(PROBLEM DESCRIPTION)
Transcribe nothing but the lines from the one with "Convert this document image to plain text." to the end of the entries, both included, keeping each exact and leaving every picture out.

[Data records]
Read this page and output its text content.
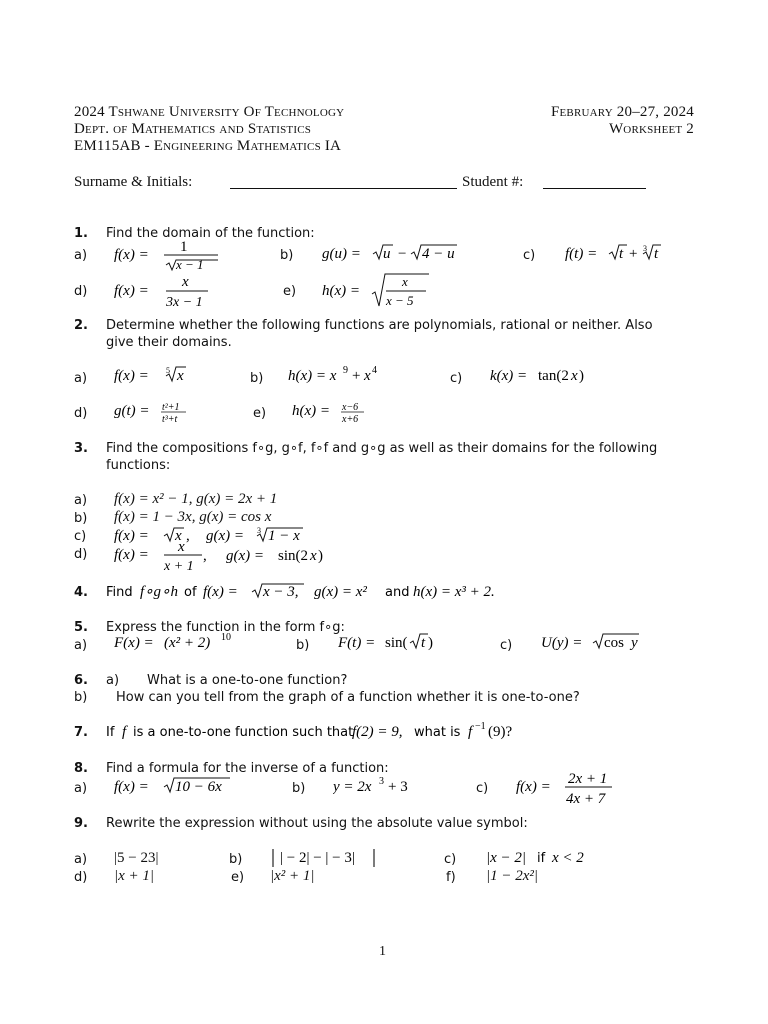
2024 Tshwane University Of Technology
Dept. of Mathematics and Statistics
EM115AB - Engineering Mathematics IA
February 20–27, 2024
Worksheet 2
Surname & Initials:	Student #:
1. Find the domain of the function:
a) f(x) = 1
x − 1
b) g(u) = u − 4 − u	c) f(t) = t + 3 t
d) f(x) =
x
3x − 1
e) h(x) =
x
x − 5
2. Determine whether the following functions are polynomials, rational or neither. Also
give their domains.
a) f(x) = 5 x	b) h(x) = x 9 + x 4
c) k(x) = tan(2 x )
d) g(t) = t²+1
t³+t	e) h(x) = x−6
x+6
3. Find the compositions f∘g, g∘f, f∘f and g∘g as well as their domains for the following
functions:
a) f(x) = x² − 1, g(x) = 2x + 1
b) f(x) = 1 − 3x, g(x) = cos x
c) f(x) = x , g(x) = 3 1 − x
d) f(x) = x
x + 1
, g(x) = sin(2 x )
4. Find f∘g∘h of f(x) = x − 3, g(x) = x² and h(x) = x³ + 2.
5. Express the function in the form f∘g:
a) F(x) = (x² + 2) 10
b) F(t) = sin( t )	c) U(y) = cos y
6. a) What is a one-to-one function?
b) How can you tell from the graph of a function whether it is one-to-one?
7. If f is a one-to-one function such that
f(2) = 9, what is f −1 (9)?
8. Find a formula for the inverse of a function:
a) f(x) = 10 − 6x	b) y = 2x 3 + 3	c) f(x) = 2x + 1
4x + 7
9. Rewrite the expression without using the absolute value symbol:
a) |5 − 23|	b)	| − 2| − | − 3|	c) |x − 2| if x < 2
d) |x + 1|	e) |x² + 1|	f) |1 − 2x²|
1
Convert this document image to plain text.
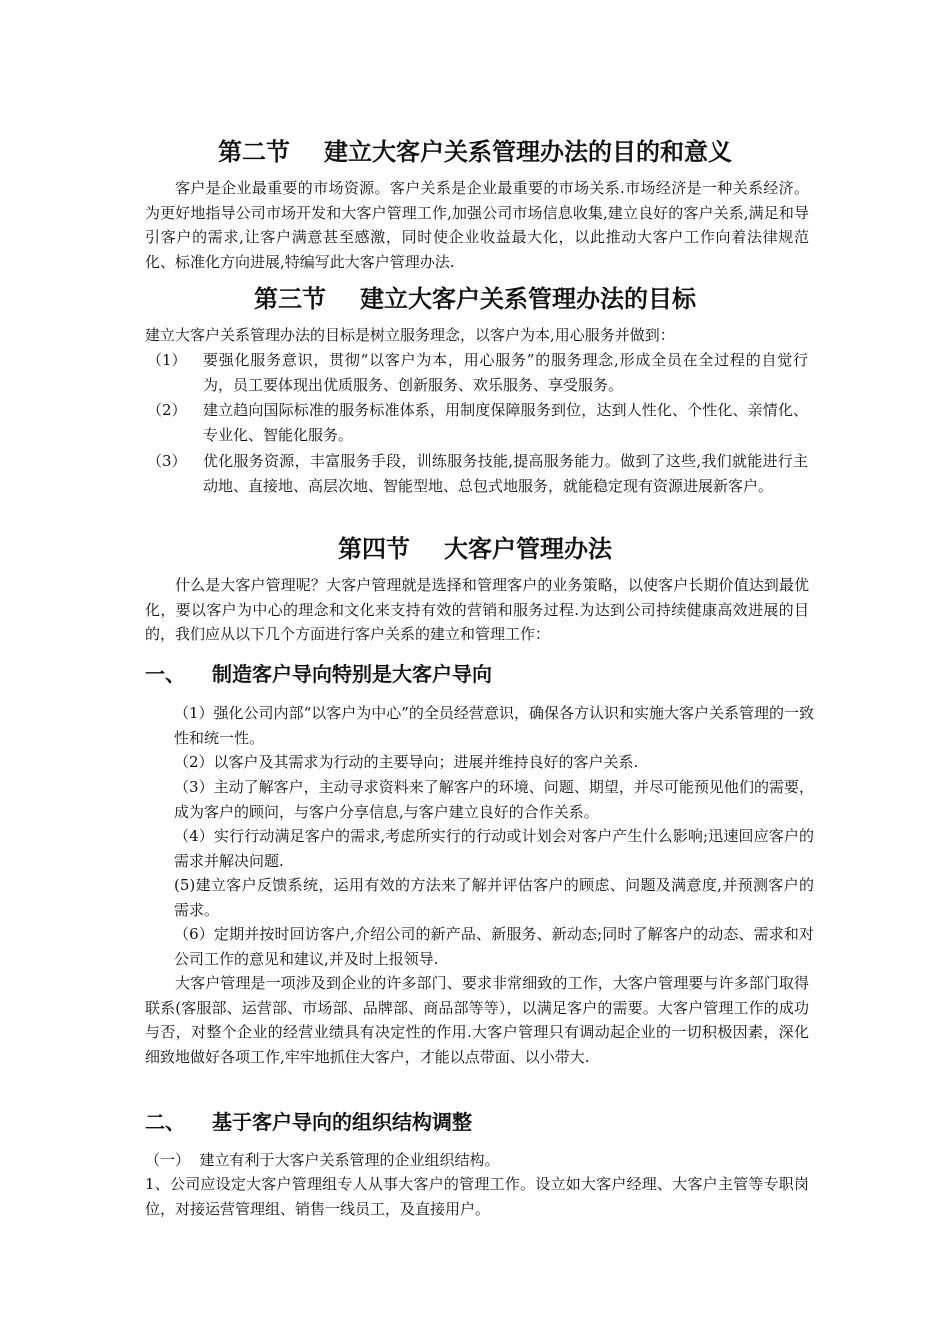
第二节 建立大客户关系管理办法的目的和意义

客户是企业最重要的市场资源。客户关系是企业最重要的市场关系.市场经济是一种关系经济。为更好地指导公司市场开发和大客户管理工作,加强公司市场信息收集,建立良好的客户关系,满足和导引客户的需求,让客户满意甚至感激，同时使企业收益最大化，以此推动大客户工作向着法律规范化、标准化方向进展,特编写此大客户管理办法.

第三节 建立大客户关系管理办法的目标

建立大客户关系管理办法的目标是树立服务理念，以客户为本,用心服务并做到：

（1） 要强化服务意识，贯彻“以客户为本，用心服务”的服务理念,形成全员在全过程的自觉行为，员工要体现出优质服务、创新服务、欢乐服务、享受服务。

（2） 建立趋向国际标准的服务标准体系，用制度保障服务到位，达到人性化、个性化、亲情化、专业化、智能化服务。

（3） 优化服务资源，丰富服务手段，训练服务技能,提高服务能力。做到了这些,我们就能进行主动地、直接地、高层次地、智能型地、总包式地服务，就能稳定现有资源进展新客户。

第四节 大客户管理办法

什么是大客户管理呢？大客户管理就是选择和管理客户的业务策略，以使客户长期价值达到最优化，要以客户为中心的理念和文化来支持有效的营销和服务过程.为达到公司持续健康高效进展的目的，我们应从以下几个方面进行客户关系的建立和管理工作：

一、 制造客户导向特别是大客户导向

（1）强化公司内部“以客户为中心”的全员经营意识，确保各方认识和实施大客户关系管理的一致性和统一性。

（2）以客户及其需求为行动的主要导向；进展并维持良好的客户关系.

（3）主动了解客户，主动寻求资料来了解客户的环境、问题、期望，并尽可能预见他们的需要，成为客户的顾问，与客户分享信息,与客户建立良好的合作关系。

（4）实行行动满足客户的需求,考虑所实行的行动或计划会对客户产生什么影响;迅速回应客户的需求并解决问题.

(5)建立客户反馈系统，运用有效的方法来了解并评估客户的顾虑、问题及满意度,并预测客户的需求。

（6）定期并按时回访客户,介绍公司的新产品、新服务、新动态;同时了解客户的动态、需求和对公司工作的意见和建议,并及时上报领导.

大客户管理是一项涉及到企业的许多部门、要求非常细致的工作，大客户管理要与许多部门取得联系(客服部、运营部、市场部、品牌部、商品部等等），以满足客户的需要。大客户管理工作的成功与否，对整个企业的经营业绩具有决定性的作用.大客户管理只有调动起企业的一切积极因素，深化细致地做好各项工作,牢牢地抓住大客户，才能以点带面、以小带大.

二、 基于客户导向的组织结构调整

（一）  建立有利于大客户关系管理的企业组织结构。

1、公司应设定大客户管理组专人从事大客户的管理工作。设立如大客户经理、大客户主管等专职岗位，对接运营管理组、销售一线员工，及直接用户。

(ANSWER TO THIS EXERCISE)
Convert this document image to plain text.
第二节 建立大客户关系管理办法的目的和意义

客户是企业最重要的市场资源。客户关系是企业最重要的市场关系.市场经济是一种关系经济。为更好地指导公司市场开发和大客户管理工作,加强公司市场信息收集,建立良好的客户关系,满足和导引客户的需求,让客户满意甚至感激，同时使企业收益最大化，以此推动大客户工作向着法律规范化、标准化方向进展,特编写此大客户管理办法.

第三节 建立大客户关系管理办法的目标

建立大客户关系管理办法的目标是树立服务理念，以客户为本,用心服务并做到：

（1） 要强化服务意识，贯彻“以客户为本，用心服务”的服务理念,形成全员在全过程的自觉行为，员工要体现出优质服务、创新服务、欢乐服务、享受服务。

（2） 建立趋向国际标准的服务标准体系，用制度保障服务到位，达到人性化、个性化、亲情化、专业化、智能化服务。

（3） 优化服务资源，丰富服务手段，训练服务技能,提高服务能力。做到了这些,我们就能进行主动地、直接地、高层次地、智能型地、总包式地服务，就能稳定现有资源进展新客户。

第四节 大客户管理办法

什么是大客户管理呢？大客户管理就是选择和管理客户的业务策略，以使客户长期价值达到最优化，要以客户为中心的理念和文化来支持有效的营销和服务过程.为达到公司持续健康高效进展的目的，我们应从以下几个方面进行客户关系的建立和管理工作：

一、 制造客户导向特别是大客户导向

（1）强化公司内部“以客户为中心”的全员经营意识，确保各方认识和实施大客户关系管理的一致性和统一性。

（2）以客户及其需求为行动的主要导向；进展并维持良好的客户关系.

（3）主动了解客户，主动寻求资料来了解客户的环境、问题、期望，并尽可能预见他们的需要，成为客户的顾问，与客户分享信息,与客户建立良好的合作关系。

（4）实行行动满足客户的需求,考虑所实行的行动或计划会对客户产生什么影响;迅速回应客户的需求并解决问题.

(5)建立客户反馈系统，运用有效的方法来了解并评估客户的顾虑、问题及满意度,并预测客户的需求。

（6）定期并按时回访客户,介绍公司的新产品、新服务、新动态;同时了解客户的动态、需求和对公司工作的意见和建议,并及时上报领导.

大客户管理是一项涉及到企业的许多部门、要求非常细致的工作，大客户管理要与许多部门取得联系(客服部、运营部、市场部、品牌部、商品部等等），以满足客户的需要。大客户管理工作的成功与否，对整个企业的经营业绩具有决定性的作用.大客户管理只有调动起企业的一切积极因素，深化细致地做好各项工作,牢牢地抓住大客户，才能以点带面、以小带大.

二、 基于客户导向的组织结构调整

（一）  建立有利于大客户关系管理的企业组织结构。

1、公司应设定大客户管理组专人从事大客户的管理工作。设立如大客户经理、大客户主管等专职岗位，对接运营管理组、销售一线员工，及直接用户。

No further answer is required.